Questions to answer »
[A] Using the account of the village trip, explain why the team members had to be taken three at a time in a private car at 9:00.
[B] According to the account of the village trip, what was the name of the village the team traveled to?
[C] Check each statement against the account of the village trip. For each, answer yes or no and quote the words that decide it. (i) The trip was first scheduled for the 2nd of February. (ii) The youth center was open when the team arrived. (iii) After leaving campus at around 10:30, the team reached the village entry point in about 30 minutes.

Passage provided »

I was notified by Mrs. Azza; the secretary of the faculty deputy for students affairs; that I’m a part of a team that is formed every year to go to a village and raise young people’s awareness of computers and their uses in our lives. I was told the trip should take place at the 2nd of February, then after the day passed she told me it was rescheduled at February the 16th. After that date passed as well she told me it was February the 20th. Luckily it was true this time. Here is my account for the events of the day.

Wednesday, February the 20th

  • 7:40, I arrived at the faculty building, no one was there yet, I drank Nescafe and hanged out on the front “yard”, waiting for somebody to show up.
  • 8:20, Mrs. Azza arrived; she told me how things should go: “They know you’re coming, and they are prepared, you’ll make small presentations about computing and its importance in our lives, then you’ll please write a report about the day and present it to me.” I asked where everybody else is and she said they’re coming.
  • 8:30, people started coming; Ahmed Elkhateeb, Ehab, and Sameh. Later on, Amira, Abd ElAzeez, and Islam came.
  • 9:00, after everybody who was supposed to come was here, we were told that the microbus which was supposed to pick us up was not allowed to enter campus, so we had to be “shipped” three by three in a private car to where the microbus waited outside.
  • About 9:30 or even after, we began moving towards our destination; a small village called “Demellash” near Belqas. We were told the distance took 30 minutes by the car. As soon as 15 minutes passed, Ahmed got a call; the summary of which was that we had to go back to the campus to pick up a team from the university media center!!!!!!!
  • Around 10:00, we arrived at the campus, waited for around 30 minutes for the “media team” to assemble and come with us. The microbus got crowded with 4 or 5 of that team. Now we’re around 13!!!!!
  • Around 10:30, we began moving again, arriving at the entry point of the village after about 45 minutes. The village roads were extremely muddy because of the rain, and at one point the car was close to turning up side down because it couldn’t get past a road bump that oversaw a deep hole in the ground (I’m dramatizing the whole incident to justify our entitlement to a compensation for work hazards!!)
  • Around 11:30, we finally arrived at our destination; the youth center for the village. The youth center was closed, the school located just beside it was almost empty I think. We stood there, like tourists in wonderland, and we kept making jokes about the situation. A couple of big guys were standing nearby; probably smoking Bango or something. Our guide; a native from the village, kept wandering around the nearby houses looking for someone who knows the principals of the youth center. Suddenly, the guys who were standing near us began to run in a rush, and we were caught off guard, then we knew why. A police officer showed up, asked the guide about our mission, and said he was sent by the governorate to keep us safe ( بيأمّن المنطقة:D) and I thought in my mind “How come we could be in danger here? It’s a village whose residents should be the epitome of Egyptian hospitality, not hostility!!” but apparently I was wrong somehow.
  • Around 11:45, the principals in the nearby school “received” us. We entered the headmaster’s room and were offered tea. I kept looking around, hundreds of impressions coming to my mind. How come some people here are willing to get an education in this isolated place? Why? People here are not forgotten, they get periodical instructions and inspections from the regional educational board. So the ministry knows they exist, but the school conditions makes you want to cry out loud. Anyway, we were finally shipped 15 minutes later to the youth center after they got someone to open it for us. We sat in a gloomy room, waiting for someone to tell us why the hell are we here if no one knows we’re coming and no one cares!!!

Saved entries »

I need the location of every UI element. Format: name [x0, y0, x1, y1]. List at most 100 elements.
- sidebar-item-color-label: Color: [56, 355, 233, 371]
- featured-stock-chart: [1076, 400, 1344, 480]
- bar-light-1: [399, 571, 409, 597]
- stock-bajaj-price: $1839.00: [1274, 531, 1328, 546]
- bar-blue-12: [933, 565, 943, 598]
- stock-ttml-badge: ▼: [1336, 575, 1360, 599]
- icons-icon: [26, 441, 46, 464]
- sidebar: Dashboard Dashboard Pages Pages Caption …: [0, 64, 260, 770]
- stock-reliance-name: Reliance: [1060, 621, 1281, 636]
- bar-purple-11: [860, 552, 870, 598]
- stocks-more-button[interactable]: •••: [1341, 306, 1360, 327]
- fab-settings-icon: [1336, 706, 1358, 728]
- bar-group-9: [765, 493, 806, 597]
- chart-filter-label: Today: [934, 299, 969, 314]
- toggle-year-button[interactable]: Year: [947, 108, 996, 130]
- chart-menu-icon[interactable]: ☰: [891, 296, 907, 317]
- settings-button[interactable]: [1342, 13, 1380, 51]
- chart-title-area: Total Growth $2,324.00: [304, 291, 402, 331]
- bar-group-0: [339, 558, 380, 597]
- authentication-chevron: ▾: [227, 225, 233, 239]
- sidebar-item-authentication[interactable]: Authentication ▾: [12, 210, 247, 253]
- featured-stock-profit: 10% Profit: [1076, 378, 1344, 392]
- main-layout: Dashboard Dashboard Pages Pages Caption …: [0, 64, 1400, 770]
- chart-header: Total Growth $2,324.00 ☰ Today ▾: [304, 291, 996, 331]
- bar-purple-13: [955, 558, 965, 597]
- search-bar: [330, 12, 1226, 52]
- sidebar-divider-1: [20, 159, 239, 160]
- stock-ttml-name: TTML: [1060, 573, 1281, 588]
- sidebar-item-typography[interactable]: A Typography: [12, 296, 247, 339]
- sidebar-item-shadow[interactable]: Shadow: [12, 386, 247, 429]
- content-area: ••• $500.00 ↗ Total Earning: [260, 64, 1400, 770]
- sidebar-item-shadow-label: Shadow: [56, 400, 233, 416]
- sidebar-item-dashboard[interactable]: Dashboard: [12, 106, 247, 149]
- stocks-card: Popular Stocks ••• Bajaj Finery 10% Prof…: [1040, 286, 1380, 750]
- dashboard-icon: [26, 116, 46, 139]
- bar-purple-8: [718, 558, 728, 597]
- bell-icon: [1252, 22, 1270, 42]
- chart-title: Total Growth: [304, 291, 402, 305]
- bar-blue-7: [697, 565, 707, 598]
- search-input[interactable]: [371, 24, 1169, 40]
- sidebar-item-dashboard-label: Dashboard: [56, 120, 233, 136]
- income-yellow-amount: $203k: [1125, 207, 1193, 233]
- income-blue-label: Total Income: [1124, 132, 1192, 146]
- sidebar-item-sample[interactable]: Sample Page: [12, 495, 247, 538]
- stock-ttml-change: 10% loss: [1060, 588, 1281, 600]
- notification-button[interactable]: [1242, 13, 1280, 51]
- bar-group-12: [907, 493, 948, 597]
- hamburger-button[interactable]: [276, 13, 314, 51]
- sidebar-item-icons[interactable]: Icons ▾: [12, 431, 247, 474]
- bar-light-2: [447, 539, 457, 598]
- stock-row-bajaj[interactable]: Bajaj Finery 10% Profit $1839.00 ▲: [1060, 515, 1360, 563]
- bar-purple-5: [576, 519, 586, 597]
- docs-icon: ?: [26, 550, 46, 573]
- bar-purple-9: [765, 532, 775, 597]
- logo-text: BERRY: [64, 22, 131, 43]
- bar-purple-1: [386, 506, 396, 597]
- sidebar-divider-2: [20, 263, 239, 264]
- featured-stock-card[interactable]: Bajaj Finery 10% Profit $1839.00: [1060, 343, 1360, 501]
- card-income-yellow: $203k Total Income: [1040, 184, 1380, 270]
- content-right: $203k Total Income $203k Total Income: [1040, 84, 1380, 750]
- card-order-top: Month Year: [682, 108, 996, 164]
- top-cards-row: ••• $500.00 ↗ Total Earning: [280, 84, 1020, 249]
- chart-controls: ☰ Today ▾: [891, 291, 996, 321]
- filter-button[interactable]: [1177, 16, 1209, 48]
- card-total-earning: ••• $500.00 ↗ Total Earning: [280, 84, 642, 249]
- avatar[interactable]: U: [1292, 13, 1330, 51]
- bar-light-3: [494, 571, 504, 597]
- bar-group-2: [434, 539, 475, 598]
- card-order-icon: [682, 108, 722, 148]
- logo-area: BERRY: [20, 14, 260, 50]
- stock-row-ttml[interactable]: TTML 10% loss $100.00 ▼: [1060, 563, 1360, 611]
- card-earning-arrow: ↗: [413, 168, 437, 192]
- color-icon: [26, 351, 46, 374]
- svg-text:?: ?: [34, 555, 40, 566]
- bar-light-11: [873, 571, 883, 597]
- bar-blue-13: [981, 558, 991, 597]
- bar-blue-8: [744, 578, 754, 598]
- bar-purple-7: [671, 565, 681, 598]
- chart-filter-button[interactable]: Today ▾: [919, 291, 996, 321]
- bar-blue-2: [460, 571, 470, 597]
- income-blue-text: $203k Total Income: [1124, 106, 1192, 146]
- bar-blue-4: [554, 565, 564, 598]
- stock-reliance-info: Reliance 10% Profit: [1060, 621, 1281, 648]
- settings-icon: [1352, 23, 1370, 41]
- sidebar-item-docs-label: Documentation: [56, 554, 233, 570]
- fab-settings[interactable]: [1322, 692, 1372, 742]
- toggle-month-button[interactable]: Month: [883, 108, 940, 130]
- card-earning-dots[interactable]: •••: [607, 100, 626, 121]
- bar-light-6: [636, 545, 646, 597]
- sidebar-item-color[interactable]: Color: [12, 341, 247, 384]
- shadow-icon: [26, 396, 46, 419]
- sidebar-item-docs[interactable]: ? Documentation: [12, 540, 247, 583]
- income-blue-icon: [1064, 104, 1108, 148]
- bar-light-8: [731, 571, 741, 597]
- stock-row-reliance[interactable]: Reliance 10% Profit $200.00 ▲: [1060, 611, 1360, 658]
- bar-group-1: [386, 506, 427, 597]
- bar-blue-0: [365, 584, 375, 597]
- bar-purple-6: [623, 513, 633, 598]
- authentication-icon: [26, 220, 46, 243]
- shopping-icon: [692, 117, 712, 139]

Answers for the exercise »
[A] The microbus that was supposed to pick up the team was not allowed to enter campus. The team therefore had to be carried three by three in a private car to where the microbus was waiting outside.

[B] Demellash, a small village near Belqas.

[C]
(i) Yes: "I was told the trip should take place at the 2nd of February"
(ii) No: "The youth center was closed"
(iii) No: "arriving at the entry point of the village after about 45 minutes"